Starting with the line that holds "What's the underlying", repeat each line through the last one below, exactly. Pictures stay out.
....................
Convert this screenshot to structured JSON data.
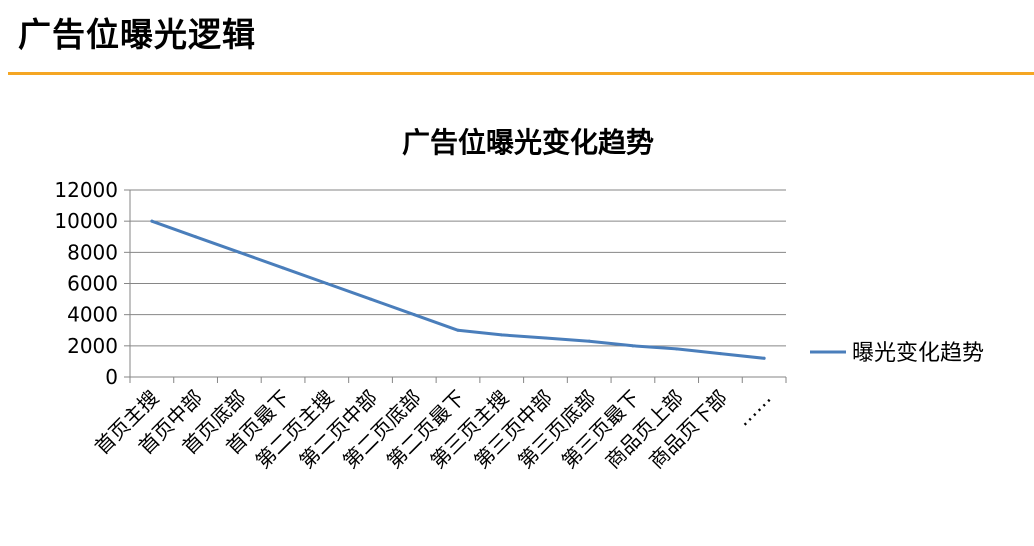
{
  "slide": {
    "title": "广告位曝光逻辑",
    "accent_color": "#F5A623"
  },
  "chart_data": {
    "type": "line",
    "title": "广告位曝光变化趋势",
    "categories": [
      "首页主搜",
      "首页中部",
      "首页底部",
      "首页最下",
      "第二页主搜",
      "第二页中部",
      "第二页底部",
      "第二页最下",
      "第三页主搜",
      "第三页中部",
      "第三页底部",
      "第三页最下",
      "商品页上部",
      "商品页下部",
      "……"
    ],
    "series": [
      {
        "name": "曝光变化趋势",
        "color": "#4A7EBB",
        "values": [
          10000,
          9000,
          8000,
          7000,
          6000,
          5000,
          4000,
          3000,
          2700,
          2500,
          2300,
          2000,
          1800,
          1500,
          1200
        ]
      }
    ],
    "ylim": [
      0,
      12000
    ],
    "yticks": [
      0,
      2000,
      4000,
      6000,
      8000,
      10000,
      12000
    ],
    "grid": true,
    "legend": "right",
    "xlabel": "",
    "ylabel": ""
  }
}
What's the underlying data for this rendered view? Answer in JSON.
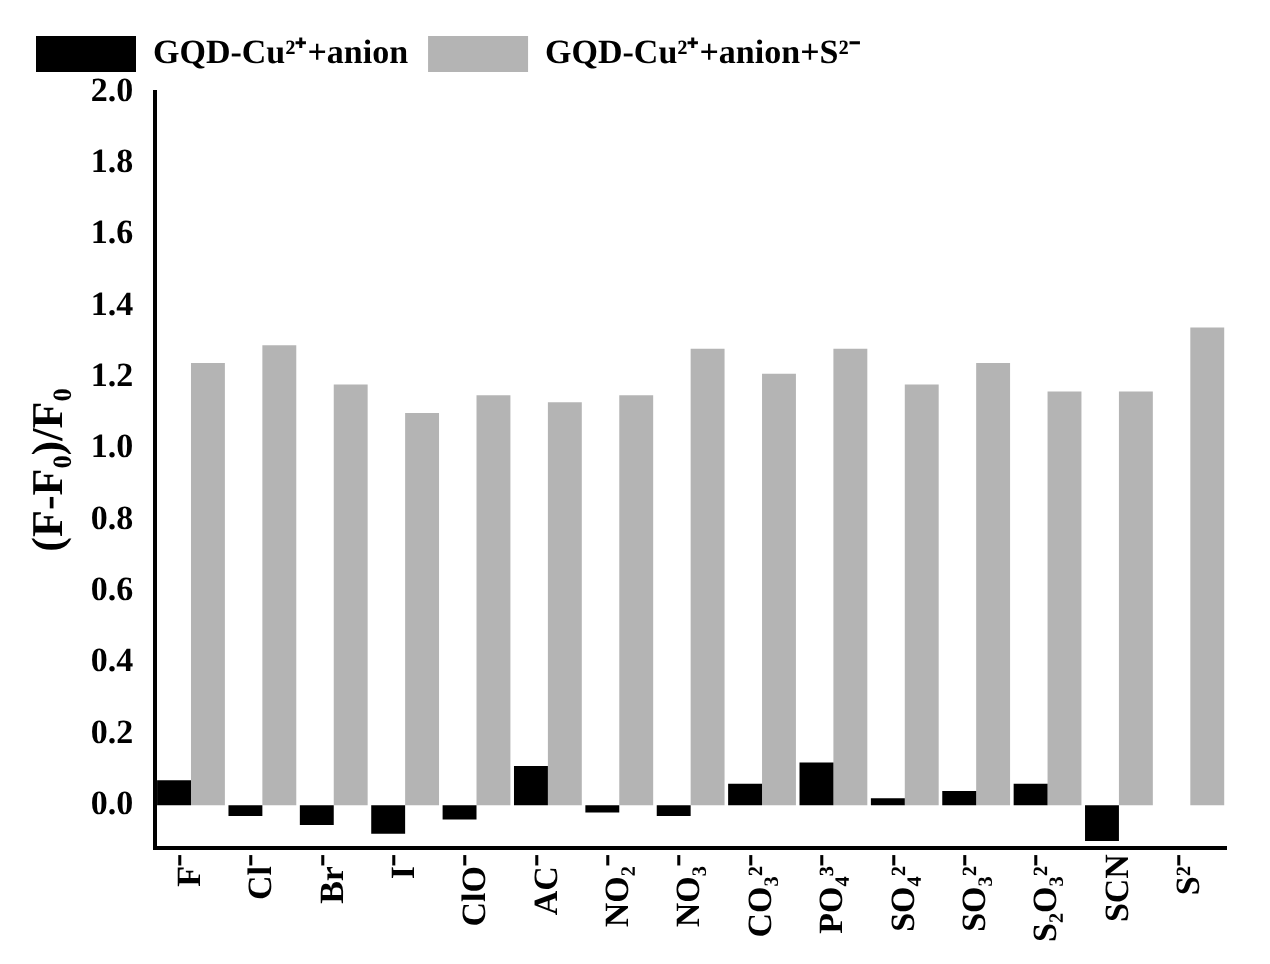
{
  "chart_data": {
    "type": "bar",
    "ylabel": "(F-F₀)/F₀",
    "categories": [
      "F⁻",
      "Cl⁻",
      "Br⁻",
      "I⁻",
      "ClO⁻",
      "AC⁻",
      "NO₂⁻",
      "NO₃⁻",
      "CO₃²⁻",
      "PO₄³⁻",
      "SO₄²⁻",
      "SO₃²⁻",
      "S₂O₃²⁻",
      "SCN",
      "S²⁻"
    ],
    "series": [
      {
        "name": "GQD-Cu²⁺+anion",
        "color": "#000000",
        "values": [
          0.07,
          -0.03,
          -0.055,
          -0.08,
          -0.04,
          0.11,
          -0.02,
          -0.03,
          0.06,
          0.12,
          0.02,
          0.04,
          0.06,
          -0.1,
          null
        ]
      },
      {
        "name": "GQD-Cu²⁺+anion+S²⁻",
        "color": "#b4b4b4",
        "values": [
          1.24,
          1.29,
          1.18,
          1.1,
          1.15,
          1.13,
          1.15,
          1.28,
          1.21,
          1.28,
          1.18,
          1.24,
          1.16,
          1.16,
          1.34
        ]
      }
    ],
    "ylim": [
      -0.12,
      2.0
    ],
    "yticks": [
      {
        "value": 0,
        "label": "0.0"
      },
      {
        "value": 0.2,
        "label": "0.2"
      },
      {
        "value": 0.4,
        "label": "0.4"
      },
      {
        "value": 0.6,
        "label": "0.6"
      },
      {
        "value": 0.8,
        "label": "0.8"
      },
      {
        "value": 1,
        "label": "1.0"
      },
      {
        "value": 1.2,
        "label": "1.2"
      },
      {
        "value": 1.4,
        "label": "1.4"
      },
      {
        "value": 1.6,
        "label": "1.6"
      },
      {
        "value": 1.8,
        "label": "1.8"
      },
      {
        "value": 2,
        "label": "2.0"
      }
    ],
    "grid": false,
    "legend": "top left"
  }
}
....................
_Result of this task_.
What's the underlying data for this rendered view? Answer in JSON.
{
  "chart_data": {
    "type": "bar",
    "ylabel": "(F-F₀)/F₀",
    "categories": [
      "F⁻",
      "Cl⁻",
      "Br⁻",
      "I⁻",
      "ClO⁻",
      "AC⁻",
      "NO₂⁻",
      "NO₃⁻",
      "CO₃²⁻",
      "PO₄³⁻",
      "SO₄²⁻",
      "SO₃²⁻",
      "S₂O₃²⁻",
      "SCN",
      "S²⁻"
    ],
    "series": [
      {
        "name": "GQD-Cu²⁺+anion",
        "color": "#000000",
        "values": [
          0.07,
          -0.03,
          -0.055,
          -0.08,
          -0.04,
          0.11,
          -0.02,
          -0.03,
          0.06,
          0.12,
          0.02,
          0.04,
          0.06,
          -0.1,
          null
        ]
      },
      {
        "name": "GQD-Cu²⁺+anion+S²⁻",
        "color": "#b4b4b4",
        "values": [
          1.24,
          1.29,
          1.18,
          1.1,
          1.15,
          1.13,
          1.15,
          1.28,
          1.21,
          1.28,
          1.18,
          1.24,
          1.16,
          1.16,
          1.34
        ]
      }
    ],
    "ylim": [
      -0.12,
      2.0
    ],
    "yticks": [
      {
        "value": 0,
        "label": "0.0"
      },
      {
        "value": 0.2,
        "label": "0.2"
      },
      {
        "value": 0.4,
        "label": "0.4"
      },
      {
        "value": 0.6,
        "label": "0.6"
      },
      {
        "value": 0.8,
        "label": "0.8"
      },
      {
        "value": 1,
        "label": "1.0"
      },
      {
        "value": 1.2,
        "label": "1.2"
      },
      {
        "value": 1.4,
        "label": "1.4"
      },
      {
        "value": 1.6,
        "label": "1.6"
      },
      {
        "value": 1.8,
        "label": "1.8"
      },
      {
        "value": 2,
        "label": "2.0"
      }
    ],
    "grid": false,
    "legend": "top left"
  }
}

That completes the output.